Exercise objective: Review the listing and copy each line that holds the word "Percentage".

....

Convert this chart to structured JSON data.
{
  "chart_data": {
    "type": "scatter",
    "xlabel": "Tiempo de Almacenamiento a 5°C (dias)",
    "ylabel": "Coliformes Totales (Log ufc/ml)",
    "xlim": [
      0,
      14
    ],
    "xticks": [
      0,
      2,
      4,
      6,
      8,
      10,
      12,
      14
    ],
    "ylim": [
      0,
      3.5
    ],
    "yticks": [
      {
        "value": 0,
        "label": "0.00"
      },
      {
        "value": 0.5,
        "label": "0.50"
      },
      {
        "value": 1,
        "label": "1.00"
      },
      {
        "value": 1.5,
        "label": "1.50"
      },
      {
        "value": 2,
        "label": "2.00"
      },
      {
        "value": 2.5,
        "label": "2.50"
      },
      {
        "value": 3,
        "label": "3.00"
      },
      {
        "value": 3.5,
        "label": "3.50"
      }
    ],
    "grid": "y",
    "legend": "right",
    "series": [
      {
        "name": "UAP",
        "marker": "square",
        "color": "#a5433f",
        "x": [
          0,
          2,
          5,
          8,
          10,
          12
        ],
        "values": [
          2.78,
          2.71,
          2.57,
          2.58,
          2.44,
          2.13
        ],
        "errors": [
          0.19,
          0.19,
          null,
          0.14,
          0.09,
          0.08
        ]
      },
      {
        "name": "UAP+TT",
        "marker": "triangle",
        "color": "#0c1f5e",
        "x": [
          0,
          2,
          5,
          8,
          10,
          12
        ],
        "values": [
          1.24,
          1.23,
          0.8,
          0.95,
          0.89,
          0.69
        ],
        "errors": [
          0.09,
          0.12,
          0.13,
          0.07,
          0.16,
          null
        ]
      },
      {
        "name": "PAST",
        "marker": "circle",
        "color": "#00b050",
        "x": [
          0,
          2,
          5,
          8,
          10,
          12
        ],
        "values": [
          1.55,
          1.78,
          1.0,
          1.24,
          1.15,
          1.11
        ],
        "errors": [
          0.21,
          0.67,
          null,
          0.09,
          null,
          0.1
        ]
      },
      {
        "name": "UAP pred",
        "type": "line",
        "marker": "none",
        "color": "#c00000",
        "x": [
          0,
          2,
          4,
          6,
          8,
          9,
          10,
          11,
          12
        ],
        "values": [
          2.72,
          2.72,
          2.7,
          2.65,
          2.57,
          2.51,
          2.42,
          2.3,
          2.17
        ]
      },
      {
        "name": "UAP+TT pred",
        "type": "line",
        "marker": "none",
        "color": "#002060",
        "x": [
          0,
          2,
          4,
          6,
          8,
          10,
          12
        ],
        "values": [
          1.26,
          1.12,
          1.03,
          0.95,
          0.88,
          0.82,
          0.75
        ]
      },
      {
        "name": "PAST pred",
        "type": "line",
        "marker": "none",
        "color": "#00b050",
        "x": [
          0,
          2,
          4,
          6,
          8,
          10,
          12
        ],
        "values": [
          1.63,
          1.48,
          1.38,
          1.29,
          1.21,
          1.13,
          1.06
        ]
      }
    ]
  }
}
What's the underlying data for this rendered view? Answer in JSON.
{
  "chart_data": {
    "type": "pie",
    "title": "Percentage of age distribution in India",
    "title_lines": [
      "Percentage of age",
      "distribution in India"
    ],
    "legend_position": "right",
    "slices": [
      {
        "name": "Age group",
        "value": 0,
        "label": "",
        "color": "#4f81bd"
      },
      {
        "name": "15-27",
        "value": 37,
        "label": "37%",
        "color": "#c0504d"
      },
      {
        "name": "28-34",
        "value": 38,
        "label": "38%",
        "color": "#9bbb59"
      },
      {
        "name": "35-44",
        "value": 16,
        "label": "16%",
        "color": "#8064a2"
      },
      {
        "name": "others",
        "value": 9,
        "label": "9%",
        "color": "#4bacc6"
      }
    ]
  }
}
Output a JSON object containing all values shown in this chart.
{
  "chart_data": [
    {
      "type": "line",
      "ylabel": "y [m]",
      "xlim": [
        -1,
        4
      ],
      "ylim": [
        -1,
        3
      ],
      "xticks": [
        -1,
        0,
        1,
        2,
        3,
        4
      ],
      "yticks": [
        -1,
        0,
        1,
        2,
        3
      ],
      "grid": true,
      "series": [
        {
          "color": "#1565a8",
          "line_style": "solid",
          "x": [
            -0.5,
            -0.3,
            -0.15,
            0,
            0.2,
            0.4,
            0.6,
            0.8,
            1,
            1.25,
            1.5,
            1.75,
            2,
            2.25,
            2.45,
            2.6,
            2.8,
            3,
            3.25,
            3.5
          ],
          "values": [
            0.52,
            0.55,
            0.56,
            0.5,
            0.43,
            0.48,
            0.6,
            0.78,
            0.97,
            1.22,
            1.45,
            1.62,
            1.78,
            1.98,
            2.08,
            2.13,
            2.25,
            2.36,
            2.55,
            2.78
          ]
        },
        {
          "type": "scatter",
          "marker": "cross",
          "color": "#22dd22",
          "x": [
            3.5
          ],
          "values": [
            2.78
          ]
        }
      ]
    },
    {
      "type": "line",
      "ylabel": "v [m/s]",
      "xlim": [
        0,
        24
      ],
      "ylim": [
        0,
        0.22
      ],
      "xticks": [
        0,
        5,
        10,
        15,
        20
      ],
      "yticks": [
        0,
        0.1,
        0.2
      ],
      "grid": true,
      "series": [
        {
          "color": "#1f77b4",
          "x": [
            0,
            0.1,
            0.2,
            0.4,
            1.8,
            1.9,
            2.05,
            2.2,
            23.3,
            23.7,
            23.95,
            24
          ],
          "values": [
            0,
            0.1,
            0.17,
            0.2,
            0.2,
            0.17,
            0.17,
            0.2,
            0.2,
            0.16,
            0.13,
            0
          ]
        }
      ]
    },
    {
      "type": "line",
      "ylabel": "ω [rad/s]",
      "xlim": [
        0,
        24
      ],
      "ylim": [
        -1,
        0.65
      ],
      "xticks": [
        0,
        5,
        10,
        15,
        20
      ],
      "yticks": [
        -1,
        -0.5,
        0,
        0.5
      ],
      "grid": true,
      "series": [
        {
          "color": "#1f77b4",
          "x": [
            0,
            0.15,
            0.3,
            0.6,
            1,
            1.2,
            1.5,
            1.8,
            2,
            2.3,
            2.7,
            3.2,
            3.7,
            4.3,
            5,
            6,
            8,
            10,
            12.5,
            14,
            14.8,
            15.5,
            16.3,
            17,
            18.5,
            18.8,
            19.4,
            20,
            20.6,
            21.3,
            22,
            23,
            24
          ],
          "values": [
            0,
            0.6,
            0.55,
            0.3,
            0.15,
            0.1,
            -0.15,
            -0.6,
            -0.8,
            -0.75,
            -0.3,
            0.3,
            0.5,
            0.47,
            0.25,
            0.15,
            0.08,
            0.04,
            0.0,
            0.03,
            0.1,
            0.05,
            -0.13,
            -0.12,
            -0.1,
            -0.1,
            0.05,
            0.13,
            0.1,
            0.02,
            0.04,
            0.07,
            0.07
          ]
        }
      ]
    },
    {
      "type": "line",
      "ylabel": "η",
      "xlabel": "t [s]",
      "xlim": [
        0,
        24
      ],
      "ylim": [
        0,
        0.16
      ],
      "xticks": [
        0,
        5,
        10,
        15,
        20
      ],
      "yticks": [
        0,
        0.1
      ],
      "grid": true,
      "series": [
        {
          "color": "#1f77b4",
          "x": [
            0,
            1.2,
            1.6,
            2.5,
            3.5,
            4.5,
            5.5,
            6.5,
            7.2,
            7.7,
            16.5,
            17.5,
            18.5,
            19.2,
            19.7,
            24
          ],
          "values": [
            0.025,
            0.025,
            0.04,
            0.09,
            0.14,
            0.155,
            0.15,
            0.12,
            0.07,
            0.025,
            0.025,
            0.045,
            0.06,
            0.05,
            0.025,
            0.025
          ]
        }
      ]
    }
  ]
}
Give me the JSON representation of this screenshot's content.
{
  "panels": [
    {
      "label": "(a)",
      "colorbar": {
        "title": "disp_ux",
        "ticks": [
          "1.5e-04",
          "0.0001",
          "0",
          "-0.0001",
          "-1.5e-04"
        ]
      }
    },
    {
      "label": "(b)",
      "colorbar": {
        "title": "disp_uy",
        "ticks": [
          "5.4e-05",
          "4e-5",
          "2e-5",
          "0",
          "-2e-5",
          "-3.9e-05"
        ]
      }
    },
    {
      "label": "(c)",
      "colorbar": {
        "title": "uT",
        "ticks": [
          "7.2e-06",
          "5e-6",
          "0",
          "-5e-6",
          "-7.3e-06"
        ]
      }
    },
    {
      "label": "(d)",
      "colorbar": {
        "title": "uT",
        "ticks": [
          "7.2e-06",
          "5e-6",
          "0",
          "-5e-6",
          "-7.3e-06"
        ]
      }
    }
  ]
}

....

Complete response:
    "title": "Percentage of age distribution in India",
      "Percentage of age",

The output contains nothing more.